[Dataset records start]

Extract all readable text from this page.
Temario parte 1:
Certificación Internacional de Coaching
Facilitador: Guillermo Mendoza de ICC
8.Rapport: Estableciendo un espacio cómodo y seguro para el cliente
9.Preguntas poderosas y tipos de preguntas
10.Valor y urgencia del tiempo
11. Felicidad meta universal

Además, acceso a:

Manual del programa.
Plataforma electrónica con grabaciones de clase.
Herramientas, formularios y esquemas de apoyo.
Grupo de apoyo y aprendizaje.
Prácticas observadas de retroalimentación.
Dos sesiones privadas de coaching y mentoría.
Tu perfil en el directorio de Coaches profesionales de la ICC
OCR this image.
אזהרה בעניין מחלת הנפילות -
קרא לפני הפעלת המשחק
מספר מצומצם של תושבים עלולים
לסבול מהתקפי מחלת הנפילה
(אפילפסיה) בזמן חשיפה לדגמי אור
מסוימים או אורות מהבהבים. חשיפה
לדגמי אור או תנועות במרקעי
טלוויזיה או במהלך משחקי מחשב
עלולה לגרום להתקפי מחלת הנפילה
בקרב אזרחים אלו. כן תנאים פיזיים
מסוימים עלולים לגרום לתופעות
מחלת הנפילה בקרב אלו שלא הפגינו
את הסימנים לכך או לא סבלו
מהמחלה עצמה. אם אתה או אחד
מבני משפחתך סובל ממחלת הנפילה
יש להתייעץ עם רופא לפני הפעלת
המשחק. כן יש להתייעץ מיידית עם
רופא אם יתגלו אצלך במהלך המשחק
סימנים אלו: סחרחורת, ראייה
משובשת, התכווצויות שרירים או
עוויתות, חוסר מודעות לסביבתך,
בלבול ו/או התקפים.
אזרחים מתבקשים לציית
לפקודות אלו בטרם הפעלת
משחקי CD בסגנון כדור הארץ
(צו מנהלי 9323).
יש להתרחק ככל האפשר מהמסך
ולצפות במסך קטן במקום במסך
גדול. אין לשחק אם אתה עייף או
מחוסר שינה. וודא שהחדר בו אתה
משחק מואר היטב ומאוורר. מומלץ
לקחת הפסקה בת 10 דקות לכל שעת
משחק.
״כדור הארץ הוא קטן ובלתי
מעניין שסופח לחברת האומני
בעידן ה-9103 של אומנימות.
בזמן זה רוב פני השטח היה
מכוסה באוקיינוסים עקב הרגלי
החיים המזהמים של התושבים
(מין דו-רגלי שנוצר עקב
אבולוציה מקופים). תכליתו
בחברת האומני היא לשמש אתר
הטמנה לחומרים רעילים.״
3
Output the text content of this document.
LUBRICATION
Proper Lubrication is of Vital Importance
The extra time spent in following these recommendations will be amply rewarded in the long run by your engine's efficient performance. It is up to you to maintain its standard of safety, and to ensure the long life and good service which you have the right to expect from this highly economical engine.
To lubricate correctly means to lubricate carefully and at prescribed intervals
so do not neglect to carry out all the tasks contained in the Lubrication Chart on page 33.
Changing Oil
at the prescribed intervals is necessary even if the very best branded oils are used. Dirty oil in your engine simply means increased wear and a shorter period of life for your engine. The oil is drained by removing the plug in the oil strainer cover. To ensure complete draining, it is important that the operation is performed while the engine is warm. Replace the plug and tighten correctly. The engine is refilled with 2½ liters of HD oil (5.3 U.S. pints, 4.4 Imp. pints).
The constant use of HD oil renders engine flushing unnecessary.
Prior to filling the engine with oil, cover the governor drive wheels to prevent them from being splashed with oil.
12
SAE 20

[Dataset records end]

What is being asked: Where a line in the entries holds the word "עלולים", copy that line.

Answer:
מספר מצומצם של תושבים עלולים
מסוימים עלולים לגרום לתופעות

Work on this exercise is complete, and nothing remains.